WHAT THE TASK ASKS: Show all lines holding "TradingView".

..............................

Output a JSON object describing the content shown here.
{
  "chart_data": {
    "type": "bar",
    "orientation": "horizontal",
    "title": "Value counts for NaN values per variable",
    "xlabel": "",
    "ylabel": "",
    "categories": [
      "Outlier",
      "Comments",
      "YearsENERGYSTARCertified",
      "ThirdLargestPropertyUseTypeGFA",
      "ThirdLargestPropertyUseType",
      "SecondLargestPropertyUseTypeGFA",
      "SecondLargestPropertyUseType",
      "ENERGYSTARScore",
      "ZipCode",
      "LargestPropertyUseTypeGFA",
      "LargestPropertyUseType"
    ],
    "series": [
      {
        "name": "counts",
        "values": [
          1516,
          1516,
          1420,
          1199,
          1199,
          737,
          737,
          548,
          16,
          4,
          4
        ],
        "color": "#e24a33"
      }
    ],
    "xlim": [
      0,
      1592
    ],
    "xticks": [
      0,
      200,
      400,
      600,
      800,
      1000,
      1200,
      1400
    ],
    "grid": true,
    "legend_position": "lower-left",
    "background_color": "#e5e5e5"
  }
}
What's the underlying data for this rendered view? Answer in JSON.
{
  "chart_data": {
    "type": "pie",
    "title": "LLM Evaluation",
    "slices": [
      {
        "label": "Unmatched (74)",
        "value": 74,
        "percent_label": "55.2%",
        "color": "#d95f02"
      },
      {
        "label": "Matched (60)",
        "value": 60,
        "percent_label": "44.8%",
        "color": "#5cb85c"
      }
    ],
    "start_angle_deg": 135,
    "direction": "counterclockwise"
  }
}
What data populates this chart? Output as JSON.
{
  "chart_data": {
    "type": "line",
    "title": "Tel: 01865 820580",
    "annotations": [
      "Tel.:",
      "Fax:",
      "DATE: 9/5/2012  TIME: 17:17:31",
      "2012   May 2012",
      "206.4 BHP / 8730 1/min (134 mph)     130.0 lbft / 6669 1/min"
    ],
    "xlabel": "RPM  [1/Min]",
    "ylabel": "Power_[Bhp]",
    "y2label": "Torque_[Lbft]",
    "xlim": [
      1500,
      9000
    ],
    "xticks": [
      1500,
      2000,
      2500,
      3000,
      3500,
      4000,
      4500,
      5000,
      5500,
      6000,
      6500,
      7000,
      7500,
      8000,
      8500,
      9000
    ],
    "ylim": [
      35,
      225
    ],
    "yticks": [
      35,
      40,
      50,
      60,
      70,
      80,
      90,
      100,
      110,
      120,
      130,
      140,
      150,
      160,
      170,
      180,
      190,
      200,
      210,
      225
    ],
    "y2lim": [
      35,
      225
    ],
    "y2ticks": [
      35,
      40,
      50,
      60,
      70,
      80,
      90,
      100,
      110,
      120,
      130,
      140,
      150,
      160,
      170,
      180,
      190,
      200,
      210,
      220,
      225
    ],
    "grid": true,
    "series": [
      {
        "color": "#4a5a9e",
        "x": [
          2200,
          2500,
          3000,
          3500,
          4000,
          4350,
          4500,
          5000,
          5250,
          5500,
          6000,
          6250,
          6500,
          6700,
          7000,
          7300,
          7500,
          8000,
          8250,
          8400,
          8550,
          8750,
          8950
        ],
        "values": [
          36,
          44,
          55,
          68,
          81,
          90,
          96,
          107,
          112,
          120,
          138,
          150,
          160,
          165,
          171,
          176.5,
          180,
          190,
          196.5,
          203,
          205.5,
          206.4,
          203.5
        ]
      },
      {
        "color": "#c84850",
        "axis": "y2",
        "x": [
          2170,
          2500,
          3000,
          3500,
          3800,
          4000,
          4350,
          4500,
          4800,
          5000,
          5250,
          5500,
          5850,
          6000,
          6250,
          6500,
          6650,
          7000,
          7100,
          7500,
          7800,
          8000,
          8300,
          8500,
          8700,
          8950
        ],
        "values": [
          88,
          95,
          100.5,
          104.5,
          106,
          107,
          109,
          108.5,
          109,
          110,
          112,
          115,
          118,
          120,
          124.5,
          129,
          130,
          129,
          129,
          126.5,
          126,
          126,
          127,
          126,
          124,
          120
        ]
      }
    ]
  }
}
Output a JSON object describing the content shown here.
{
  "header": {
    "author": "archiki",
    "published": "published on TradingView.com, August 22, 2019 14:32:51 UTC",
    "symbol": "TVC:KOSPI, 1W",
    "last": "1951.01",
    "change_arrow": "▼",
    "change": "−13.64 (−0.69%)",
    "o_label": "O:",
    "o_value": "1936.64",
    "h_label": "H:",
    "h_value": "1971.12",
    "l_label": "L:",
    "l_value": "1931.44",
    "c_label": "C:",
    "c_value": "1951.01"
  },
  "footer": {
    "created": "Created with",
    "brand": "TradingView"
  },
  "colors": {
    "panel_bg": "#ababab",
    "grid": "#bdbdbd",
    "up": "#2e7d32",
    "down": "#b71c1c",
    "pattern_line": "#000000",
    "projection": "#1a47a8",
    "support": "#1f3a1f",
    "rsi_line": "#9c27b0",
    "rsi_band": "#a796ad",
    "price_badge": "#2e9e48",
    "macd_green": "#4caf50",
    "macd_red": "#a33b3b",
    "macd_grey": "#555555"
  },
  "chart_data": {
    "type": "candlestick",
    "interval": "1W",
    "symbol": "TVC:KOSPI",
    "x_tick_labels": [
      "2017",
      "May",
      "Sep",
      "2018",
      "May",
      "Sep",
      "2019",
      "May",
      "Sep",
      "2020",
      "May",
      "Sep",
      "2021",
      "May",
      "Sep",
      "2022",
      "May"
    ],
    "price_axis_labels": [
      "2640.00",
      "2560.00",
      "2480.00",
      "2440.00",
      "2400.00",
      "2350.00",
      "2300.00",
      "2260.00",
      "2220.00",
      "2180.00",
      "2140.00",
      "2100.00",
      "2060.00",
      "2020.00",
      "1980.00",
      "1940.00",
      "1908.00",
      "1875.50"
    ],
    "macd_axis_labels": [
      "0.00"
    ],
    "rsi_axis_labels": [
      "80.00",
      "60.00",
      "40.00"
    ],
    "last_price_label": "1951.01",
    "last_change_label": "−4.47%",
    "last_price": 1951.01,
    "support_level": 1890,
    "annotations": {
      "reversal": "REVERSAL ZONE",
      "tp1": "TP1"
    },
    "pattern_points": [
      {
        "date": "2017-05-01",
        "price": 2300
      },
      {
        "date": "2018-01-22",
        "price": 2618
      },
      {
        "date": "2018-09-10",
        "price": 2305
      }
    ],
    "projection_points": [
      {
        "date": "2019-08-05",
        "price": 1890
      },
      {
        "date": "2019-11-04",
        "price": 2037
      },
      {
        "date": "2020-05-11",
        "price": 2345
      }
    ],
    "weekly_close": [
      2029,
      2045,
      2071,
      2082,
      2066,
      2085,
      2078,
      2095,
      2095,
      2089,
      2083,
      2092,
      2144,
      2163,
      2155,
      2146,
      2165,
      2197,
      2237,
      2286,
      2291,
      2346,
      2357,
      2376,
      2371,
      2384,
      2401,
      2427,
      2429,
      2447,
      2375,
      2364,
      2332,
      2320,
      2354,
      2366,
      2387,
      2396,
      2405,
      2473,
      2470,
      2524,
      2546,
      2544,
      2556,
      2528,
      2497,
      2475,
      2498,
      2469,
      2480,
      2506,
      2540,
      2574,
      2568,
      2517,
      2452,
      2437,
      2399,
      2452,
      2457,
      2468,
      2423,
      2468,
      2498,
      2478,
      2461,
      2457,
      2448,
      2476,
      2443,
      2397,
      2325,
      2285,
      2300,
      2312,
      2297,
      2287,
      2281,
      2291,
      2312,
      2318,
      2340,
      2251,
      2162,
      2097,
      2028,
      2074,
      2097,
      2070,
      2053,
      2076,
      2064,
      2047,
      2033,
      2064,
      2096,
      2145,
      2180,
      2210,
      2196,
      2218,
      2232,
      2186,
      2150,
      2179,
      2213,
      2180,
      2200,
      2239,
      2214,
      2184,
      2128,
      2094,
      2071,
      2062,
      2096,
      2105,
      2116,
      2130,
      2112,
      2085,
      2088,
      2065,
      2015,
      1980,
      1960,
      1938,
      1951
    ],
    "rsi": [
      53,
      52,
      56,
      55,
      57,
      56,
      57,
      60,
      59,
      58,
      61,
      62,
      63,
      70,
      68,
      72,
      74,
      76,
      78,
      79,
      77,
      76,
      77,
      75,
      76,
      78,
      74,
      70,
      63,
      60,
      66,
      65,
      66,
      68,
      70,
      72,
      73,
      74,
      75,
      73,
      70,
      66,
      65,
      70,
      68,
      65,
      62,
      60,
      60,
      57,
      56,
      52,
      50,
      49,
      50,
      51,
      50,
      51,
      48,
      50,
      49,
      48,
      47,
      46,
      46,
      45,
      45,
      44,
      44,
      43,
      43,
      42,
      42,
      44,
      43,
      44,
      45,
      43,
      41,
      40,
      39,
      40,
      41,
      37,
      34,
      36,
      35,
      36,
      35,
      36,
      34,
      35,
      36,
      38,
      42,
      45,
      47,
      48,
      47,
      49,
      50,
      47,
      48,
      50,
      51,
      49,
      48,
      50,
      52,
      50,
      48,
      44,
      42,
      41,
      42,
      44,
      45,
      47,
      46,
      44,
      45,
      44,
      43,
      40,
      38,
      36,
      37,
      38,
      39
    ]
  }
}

..............................

ANSWER TO THE PROBLEM:
    "published": "published on TradingView.com, August 22, 2019 14:32:51 UTC",
    "brand": "TradingView"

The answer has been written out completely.